— BEGIN —
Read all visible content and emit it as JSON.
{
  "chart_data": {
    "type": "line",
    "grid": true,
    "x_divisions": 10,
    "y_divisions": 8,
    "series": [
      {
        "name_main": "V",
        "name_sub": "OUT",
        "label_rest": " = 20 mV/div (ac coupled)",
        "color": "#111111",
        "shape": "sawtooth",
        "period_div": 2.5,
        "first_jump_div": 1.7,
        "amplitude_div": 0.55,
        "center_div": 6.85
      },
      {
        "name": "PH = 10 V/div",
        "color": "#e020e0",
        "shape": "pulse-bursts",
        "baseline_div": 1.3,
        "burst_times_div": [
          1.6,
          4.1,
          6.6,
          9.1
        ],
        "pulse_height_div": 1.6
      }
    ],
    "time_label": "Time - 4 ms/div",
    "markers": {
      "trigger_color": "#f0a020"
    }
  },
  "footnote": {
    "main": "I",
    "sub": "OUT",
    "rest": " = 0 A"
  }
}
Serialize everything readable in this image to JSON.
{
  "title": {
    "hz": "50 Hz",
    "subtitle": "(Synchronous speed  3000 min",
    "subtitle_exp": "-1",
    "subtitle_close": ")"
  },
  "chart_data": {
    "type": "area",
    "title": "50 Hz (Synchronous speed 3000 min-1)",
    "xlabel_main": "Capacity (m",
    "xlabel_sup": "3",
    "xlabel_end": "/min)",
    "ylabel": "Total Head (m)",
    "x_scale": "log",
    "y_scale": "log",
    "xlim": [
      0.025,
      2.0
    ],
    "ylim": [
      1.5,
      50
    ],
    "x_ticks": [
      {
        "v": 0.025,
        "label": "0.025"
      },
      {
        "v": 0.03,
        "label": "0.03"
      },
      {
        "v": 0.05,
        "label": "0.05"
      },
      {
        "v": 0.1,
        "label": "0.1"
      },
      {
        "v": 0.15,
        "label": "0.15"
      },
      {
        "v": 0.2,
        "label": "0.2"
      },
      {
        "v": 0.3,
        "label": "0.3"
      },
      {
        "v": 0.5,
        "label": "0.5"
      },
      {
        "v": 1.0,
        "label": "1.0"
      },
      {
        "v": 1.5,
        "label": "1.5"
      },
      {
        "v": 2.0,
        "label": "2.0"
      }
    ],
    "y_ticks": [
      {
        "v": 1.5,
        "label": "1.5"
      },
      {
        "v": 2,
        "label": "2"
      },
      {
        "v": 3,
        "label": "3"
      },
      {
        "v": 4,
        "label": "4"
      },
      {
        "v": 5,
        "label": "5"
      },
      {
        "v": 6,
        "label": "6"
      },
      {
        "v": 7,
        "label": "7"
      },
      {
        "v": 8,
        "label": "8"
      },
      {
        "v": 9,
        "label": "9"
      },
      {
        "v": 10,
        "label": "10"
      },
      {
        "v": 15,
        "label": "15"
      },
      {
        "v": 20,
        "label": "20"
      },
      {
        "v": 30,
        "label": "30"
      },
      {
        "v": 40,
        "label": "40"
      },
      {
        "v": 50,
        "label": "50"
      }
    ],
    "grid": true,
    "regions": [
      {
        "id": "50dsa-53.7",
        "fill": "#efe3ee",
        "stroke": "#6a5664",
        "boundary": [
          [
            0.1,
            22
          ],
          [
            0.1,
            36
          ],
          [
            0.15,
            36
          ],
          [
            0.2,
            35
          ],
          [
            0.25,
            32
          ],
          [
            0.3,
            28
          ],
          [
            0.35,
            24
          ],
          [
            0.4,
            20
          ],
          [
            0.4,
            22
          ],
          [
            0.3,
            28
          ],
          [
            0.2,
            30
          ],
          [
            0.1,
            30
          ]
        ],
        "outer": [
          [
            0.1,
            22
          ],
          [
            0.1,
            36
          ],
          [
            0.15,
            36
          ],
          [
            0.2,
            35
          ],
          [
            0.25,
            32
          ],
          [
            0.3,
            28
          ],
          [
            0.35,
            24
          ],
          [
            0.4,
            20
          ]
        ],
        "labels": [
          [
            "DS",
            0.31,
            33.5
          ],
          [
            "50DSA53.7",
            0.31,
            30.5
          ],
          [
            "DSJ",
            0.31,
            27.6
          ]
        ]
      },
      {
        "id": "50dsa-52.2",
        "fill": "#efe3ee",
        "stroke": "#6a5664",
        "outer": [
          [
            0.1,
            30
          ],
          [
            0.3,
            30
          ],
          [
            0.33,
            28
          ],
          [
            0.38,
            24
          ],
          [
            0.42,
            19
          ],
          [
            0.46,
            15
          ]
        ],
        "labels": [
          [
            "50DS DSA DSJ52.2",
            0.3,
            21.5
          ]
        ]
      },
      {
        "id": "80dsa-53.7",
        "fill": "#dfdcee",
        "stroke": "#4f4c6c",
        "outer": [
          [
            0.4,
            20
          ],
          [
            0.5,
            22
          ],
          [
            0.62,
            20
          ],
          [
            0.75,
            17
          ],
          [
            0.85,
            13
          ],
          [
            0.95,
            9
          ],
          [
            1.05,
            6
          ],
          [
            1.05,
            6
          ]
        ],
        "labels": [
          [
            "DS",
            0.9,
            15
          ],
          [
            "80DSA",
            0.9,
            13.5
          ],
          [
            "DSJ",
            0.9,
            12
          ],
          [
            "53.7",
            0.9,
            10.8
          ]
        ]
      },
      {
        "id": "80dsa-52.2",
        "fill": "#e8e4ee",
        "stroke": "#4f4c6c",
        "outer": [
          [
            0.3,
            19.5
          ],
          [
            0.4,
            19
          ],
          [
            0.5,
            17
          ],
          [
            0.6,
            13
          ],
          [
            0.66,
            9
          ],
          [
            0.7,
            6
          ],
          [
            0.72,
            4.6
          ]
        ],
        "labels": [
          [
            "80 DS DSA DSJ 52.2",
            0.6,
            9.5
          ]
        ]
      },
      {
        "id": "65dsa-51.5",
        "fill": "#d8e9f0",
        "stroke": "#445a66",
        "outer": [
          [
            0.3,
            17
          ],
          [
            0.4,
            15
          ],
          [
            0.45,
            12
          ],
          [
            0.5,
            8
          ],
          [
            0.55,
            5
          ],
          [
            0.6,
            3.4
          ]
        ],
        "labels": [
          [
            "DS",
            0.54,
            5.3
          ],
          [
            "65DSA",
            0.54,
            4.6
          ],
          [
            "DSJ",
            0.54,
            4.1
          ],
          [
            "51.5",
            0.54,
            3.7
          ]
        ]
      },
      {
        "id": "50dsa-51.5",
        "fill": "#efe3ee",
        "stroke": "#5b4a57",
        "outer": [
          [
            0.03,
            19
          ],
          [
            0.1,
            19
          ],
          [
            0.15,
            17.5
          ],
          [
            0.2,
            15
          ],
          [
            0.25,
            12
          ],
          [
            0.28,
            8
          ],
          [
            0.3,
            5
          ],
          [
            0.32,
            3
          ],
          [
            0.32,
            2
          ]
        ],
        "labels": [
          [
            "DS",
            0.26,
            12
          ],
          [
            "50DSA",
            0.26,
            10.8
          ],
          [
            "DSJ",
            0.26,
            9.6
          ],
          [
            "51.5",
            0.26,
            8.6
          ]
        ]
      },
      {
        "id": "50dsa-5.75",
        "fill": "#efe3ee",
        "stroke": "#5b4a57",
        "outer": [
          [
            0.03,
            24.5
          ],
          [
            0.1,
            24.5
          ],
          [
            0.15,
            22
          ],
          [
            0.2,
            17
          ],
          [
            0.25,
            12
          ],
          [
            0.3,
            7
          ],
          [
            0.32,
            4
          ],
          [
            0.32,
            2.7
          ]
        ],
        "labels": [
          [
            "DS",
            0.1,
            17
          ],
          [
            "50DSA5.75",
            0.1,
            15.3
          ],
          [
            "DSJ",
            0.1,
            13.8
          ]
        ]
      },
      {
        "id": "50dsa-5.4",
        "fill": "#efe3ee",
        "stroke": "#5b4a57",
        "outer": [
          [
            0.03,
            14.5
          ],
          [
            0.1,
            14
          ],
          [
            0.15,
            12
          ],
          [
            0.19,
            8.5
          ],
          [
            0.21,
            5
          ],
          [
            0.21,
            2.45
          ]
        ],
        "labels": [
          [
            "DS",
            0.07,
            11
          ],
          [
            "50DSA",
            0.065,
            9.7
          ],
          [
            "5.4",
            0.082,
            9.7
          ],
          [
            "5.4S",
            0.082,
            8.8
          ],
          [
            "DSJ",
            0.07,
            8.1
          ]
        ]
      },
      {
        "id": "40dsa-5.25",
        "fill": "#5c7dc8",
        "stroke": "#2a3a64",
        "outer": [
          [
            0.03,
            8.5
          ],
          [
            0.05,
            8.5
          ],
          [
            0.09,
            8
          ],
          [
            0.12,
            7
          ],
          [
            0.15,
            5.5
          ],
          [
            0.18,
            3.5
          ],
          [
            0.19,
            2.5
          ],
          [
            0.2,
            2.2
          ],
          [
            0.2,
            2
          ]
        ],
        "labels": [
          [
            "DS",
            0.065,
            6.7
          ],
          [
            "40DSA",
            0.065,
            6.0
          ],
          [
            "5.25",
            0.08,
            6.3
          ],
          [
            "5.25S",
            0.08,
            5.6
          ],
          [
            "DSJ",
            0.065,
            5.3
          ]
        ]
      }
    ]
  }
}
— END —
> PROBLEM DESCRIPTION
Show the lines of the records that include the string "speed".

> ANSWER TO THE PROBLEM
    "subtitle": "(Synchronous speed  3000 min",
    "title": "50 Hz (Synchronous speed 3000 min-1)",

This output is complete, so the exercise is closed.